* Start Data excerpts *
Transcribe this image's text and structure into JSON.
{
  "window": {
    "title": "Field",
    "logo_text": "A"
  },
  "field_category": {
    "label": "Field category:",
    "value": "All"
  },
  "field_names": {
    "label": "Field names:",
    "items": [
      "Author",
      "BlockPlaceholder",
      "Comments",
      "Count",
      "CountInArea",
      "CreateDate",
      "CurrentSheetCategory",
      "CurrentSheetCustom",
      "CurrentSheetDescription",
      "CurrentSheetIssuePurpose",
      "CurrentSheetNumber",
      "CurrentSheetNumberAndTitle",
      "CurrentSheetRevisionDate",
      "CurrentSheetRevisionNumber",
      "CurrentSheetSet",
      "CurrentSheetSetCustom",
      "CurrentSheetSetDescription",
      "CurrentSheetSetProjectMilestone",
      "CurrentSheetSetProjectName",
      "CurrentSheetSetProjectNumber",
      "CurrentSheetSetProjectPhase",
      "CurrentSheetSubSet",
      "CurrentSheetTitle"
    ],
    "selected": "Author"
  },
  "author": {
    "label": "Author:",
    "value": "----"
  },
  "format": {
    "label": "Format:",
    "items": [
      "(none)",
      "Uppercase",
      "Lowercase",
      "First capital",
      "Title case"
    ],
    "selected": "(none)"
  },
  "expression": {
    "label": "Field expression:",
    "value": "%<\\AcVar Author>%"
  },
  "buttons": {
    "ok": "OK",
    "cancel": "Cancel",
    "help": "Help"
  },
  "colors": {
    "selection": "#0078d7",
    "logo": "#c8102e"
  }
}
* End Data excerpts *
#### [Exercise description]
Copy out each line of the entries that holds "expression".

#### [Answer to this exercise]
  "expression": {
    "label": "Field expression:",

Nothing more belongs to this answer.